■ Task brief: Retype all of the lines below without changing anything.

[Region boundary data]
Start
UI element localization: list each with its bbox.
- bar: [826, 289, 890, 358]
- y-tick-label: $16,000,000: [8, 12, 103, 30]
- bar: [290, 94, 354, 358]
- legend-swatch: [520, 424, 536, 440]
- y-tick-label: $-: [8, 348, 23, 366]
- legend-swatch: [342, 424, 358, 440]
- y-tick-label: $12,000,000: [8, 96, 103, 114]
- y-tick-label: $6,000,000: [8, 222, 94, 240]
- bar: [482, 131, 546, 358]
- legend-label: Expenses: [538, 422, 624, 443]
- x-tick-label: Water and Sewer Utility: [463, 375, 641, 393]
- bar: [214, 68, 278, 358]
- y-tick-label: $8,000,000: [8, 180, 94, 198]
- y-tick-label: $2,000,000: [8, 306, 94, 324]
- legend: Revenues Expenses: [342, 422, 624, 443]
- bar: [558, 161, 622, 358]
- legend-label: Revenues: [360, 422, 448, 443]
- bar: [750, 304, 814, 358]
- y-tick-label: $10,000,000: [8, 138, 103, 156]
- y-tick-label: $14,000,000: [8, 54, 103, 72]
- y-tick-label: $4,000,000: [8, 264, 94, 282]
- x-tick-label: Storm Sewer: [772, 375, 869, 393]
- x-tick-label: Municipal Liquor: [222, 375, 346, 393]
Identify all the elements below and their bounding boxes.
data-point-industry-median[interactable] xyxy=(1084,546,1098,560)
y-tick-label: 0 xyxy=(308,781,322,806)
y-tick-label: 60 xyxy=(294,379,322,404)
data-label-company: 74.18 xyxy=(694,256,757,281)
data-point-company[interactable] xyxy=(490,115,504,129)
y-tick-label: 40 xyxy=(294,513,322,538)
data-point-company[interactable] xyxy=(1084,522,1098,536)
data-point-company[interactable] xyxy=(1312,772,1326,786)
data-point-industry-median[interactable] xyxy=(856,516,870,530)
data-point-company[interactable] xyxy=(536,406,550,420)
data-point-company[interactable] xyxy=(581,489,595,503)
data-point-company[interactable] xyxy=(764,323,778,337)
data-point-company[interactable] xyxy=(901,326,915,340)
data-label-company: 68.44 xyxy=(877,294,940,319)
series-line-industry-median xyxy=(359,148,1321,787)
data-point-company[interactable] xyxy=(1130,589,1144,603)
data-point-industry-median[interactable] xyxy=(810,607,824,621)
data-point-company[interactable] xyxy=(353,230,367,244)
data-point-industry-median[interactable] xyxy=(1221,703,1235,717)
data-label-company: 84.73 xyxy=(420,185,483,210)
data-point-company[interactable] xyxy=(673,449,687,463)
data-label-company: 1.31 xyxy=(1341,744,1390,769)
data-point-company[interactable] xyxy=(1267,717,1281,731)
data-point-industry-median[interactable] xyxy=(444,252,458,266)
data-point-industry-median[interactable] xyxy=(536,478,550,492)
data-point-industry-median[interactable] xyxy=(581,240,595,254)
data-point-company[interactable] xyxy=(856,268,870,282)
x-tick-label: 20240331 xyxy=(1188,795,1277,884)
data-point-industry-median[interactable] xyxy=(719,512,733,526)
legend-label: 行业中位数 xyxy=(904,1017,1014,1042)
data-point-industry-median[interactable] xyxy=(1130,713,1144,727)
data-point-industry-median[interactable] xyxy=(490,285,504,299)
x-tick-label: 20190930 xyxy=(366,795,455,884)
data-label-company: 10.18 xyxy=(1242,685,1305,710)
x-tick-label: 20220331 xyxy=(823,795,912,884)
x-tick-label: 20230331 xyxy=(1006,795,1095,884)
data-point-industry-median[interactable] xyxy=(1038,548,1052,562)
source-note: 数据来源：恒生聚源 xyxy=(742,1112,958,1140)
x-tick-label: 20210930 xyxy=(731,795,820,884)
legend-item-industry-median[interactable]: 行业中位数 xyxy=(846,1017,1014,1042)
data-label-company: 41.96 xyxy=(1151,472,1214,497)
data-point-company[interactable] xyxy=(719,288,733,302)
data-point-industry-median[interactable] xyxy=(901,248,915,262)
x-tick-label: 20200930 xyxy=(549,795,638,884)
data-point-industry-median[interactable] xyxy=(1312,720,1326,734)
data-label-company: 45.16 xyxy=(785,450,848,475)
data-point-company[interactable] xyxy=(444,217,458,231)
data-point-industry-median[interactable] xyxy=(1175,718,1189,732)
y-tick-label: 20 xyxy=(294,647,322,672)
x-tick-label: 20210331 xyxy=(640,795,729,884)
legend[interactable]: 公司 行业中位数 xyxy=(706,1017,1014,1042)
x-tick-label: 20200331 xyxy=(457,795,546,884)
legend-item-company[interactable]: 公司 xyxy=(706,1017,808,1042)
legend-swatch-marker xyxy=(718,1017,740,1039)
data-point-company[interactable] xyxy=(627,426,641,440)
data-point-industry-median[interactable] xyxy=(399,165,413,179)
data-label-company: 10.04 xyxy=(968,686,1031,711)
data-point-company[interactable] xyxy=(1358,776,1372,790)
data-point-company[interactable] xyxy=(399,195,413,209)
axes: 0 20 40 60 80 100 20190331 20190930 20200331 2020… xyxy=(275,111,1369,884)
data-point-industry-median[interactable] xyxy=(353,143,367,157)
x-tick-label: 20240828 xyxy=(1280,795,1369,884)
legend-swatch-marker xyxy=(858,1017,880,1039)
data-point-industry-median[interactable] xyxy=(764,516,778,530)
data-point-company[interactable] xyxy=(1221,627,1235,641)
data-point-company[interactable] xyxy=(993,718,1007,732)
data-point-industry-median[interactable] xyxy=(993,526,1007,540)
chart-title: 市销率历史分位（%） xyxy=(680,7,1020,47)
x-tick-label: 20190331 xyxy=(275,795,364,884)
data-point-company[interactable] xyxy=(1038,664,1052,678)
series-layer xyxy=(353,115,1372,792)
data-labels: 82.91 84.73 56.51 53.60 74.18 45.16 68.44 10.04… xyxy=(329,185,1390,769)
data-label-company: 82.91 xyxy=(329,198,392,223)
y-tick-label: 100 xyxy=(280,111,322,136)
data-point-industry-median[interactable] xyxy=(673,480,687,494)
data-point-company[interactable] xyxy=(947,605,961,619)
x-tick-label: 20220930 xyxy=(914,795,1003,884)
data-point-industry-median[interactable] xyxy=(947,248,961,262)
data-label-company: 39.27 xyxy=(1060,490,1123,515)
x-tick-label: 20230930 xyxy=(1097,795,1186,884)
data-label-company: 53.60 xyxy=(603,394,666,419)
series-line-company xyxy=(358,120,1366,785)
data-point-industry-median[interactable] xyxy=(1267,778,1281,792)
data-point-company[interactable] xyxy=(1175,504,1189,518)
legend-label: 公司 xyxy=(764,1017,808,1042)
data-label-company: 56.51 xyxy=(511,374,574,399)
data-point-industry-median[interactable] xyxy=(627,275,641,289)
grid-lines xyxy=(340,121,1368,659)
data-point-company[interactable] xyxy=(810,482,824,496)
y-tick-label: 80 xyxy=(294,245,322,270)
End
■ In response:
UI element localization: list each with its bbox.
- bar: [826, 289, 890, 358]
- y-tick-label: $16,000,000: [8, 12, 103, 30]
- bar: [290, 94, 354, 358]
- legend-swatch: [520, 424, 536, 440]
- y-tick-label: $-: [8, 348, 23, 366]
- legend-swatch: [342, 424, 358, 440]
- y-tick-label: $12,000,000: [8, 96, 103, 114]
- y-tick-label: $6,000,000: [8, 222, 94, 240]
- bar: [482, 131, 546, 358]
- legend-label: Expenses: [538, 422, 624, 443]
- x-tick-label: Water and Sewer Utility: [463, 375, 641, 393]
- bar: [214, 68, 278, 358]
- y-tick-label: $8,000,000: [8, 180, 94, 198]
- y-tick-label: $2,000,000: [8, 306, 94, 324]
- legend: Revenues Expenses: [342, 422, 624, 443]
- bar: [558, 161, 622, 358]
- legend-label: Revenues: [360, 422, 448, 443]
- bar: [750, 304, 814, 358]
- y-tick-label: $10,000,000: [8, 138, 103, 156]
- y-tick-label: $14,000,000: [8, 54, 103, 72]
- y-tick-label: $4,000,000: [8, 264, 94, 282]
- x-tick-label: Storm Sewer: [772, 375, 869, 393]
- x-tick-label: Municipal Liquor: [222, 375, 346, 393]
Identify all the elements below and their bounding boxes.
data-point-industry-median[interactable] xyxy=(1084,546,1098,560)
y-tick-label: 0 xyxy=(308,781,322,806)
y-tick-label: 60 xyxy=(294,379,322,404)
data-label-company: 74.18 xyxy=(694,256,757,281)
data-point-company[interactable] xyxy=(490,115,504,129)
y-tick-label: 40 xyxy=(294,513,322,538)
data-point-company[interactable] xyxy=(1084,522,1098,536)
data-point-company[interactable] xyxy=(1312,772,1326,786)
data-point-industry-median[interactable] xyxy=(856,516,870,530)
data-point-company[interactable] xyxy=(536,406,550,420)
data-point-company[interactable] xyxy=(581,489,595,503)
data-point-company[interactable] xyxy=(764,323,778,337)
data-point-company[interactable] xyxy=(901,326,915,340)
data-label-company: 68.44 xyxy=(877,294,940,319)
series-line-industry-median xyxy=(359,148,1321,787)
data-point-company[interactable] xyxy=(1130,589,1144,603)
data-point-industry-median[interactable] xyxy=(810,607,824,621)
data-point-company[interactable] xyxy=(353,230,367,244)
data-point-industry-median[interactable] xyxy=(1221,703,1235,717)
data-label-company: 84.73 xyxy=(420,185,483,210)
data-point-company[interactable] xyxy=(673,449,687,463)
data-label-company: 1.31 xyxy=(1341,744,1390,769)
data-point-company[interactable] xyxy=(1267,717,1281,731)
data-point-industry-median[interactable] xyxy=(444,252,458,266)
data-point-industry-median[interactable] xyxy=(536,478,550,492)
data-point-industry-median[interactable] xyxy=(581,240,595,254)
data-point-company[interactable] xyxy=(856,268,870,282)
x-tick-label: 20240331 xyxy=(1188,795,1277,884)
data-point-industry-median[interactable] xyxy=(719,512,733,526)
legend-label: 行业中位数 xyxy=(904,1017,1014,1042)
data-point-industry-median[interactable] xyxy=(1130,713,1144,727)
data-point-industry-median[interactable] xyxy=(490,285,504,299)
x-tick-label: 20190930 xyxy=(366,795,455,884)
data-label-company: 10.18 xyxy=(1242,685,1305,710)
x-tick-label: 20220331 xyxy=(823,795,912,884)
x-tick-label: 20230331 xyxy=(1006,795,1095,884)
data-point-industry-median[interactable] xyxy=(1038,548,1052,562)
source-note: 数据来源：恒生聚源 xyxy=(742,1112,958,1140)
x-tick-label: 20210930 xyxy=(731,795,820,884)
legend-item-industry-median[interactable]: 行业中位数 xyxy=(846,1017,1014,1042)
data-label-company: 41.96 xyxy=(1151,472,1214,497)
data-point-company[interactable] xyxy=(719,288,733,302)
data-point-industry-median[interactable] xyxy=(901,248,915,262)
x-tick-label: 20200930 xyxy=(549,795,638,884)
data-point-industry-median[interactable] xyxy=(1312,720,1326,734)
data-label-company: 45.16 xyxy=(785,450,848,475)
data-point-company[interactable] xyxy=(444,217,458,231)
data-point-industry-median[interactable] xyxy=(1175,718,1189,732)
y-tick-label: 20 xyxy=(294,647,322,672)
x-tick-label: 20210331 xyxy=(640,795,729,884)
legend[interactable]: 公司 行业中位数 xyxy=(706,1017,1014,1042)
x-tick-label: 20200331 xyxy=(457,795,546,884)
legend-item-company[interactable]: 公司 xyxy=(706,1017,808,1042)
legend-swatch-marker xyxy=(718,1017,740,1039)
data-point-company[interactable] xyxy=(627,426,641,440)
data-point-industry-median[interactable] xyxy=(399,165,413,179)
data-label-company: 10.04 xyxy=(968,686,1031,711)
data-point-company[interactable] xyxy=(1358,776,1372,790)
data-point-company[interactable] xyxy=(399,195,413,209)
axes: 0 20 40 60 80 100 20190331 20190930 20200331 2020… xyxy=(275,111,1369,884)
data-point-industry-median[interactable] xyxy=(353,143,367,157)
x-tick-label: 20240828 xyxy=(1280,795,1369,884)
legend-swatch-marker xyxy=(858,1017,880,1039)
data-point-industry-median[interactable] xyxy=(764,516,778,530)
data-point-company[interactable] xyxy=(1221,627,1235,641)
data-point-company[interactable] xyxy=(993,718,1007,732)
data-point-industry-median[interactable] xyxy=(993,526,1007,540)
chart-title: 市销率历史分位（%） xyxy=(680,7,1020,47)
x-tick-label: 20190331 xyxy=(275,795,364,884)
data-point-company[interactable] xyxy=(1038,664,1052,678)
series-layer xyxy=(353,115,1372,792)
data-labels: 82.91 84.73 56.51 53.60 74.18 45.16 68.44 10.04… xyxy=(329,185,1390,769)
data-label-company: 82.91 xyxy=(329,198,392,223)
y-tick-label: 100 xyxy=(280,111,322,136)
data-point-industry-median[interactable] xyxy=(673,480,687,494)
data-point-company[interactable] xyxy=(947,605,961,619)
x-tick-label: 20220930 xyxy=(914,795,1003,884)
data-point-industry-median[interactable] xyxy=(947,248,961,262)
data-label-company: 39.27 xyxy=(1060,490,1123,515)
x-tick-label: 20230930 xyxy=(1097,795,1186,884)
data-label-company: 53.60 xyxy=(603,394,666,419)
series-line-company xyxy=(358,120,1366,785)
data-point-industry-median[interactable] xyxy=(1267,778,1281,792)
data-point-company[interactable] xyxy=(1175,504,1189,518)
legend-label: 公司 xyxy=(764,1017,808,1042)
data-label-company: 56.51 xyxy=(511,374,574,399)
data-point-industry-median[interactable] xyxy=(627,275,641,289)
grid-lines xyxy=(340,121,1368,659)
data-point-company[interactable] xyxy=(810,482,824,496)
y-tick-label: 80 xyxy=(294,245,322,270)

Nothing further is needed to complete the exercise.